--- start of Provided records ---

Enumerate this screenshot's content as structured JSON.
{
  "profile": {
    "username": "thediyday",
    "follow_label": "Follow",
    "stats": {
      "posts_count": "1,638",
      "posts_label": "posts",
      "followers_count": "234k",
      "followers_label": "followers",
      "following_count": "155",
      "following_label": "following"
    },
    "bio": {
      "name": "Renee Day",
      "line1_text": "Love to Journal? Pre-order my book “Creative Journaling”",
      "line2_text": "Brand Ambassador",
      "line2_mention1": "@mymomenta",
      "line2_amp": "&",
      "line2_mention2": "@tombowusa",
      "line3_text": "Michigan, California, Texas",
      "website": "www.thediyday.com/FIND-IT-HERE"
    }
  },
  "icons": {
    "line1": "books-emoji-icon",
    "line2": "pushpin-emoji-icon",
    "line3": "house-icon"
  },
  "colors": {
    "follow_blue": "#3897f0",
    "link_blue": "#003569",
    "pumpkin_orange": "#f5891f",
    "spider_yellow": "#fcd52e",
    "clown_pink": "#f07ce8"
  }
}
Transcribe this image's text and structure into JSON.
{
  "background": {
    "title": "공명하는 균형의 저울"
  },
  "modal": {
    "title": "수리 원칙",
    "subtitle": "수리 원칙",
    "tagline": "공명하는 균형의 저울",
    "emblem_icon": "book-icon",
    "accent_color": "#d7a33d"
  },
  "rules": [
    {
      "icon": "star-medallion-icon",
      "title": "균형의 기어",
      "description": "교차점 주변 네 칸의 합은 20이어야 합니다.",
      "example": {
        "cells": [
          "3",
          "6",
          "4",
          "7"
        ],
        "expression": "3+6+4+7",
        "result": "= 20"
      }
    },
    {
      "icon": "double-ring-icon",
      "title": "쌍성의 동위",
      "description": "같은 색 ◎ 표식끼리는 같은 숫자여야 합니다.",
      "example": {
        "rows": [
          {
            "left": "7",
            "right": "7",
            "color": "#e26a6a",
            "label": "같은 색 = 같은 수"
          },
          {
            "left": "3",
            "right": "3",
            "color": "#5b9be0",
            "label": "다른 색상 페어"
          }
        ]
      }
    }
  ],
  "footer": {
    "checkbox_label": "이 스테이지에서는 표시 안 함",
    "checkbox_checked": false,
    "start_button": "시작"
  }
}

--- end of Provided records ---

• Challenge: Copy out all lines where the word "this" appears.

• The completed task:
Enumerate this screenshot's content as structured JSON.
Transcribe this image's text and structure into JSON.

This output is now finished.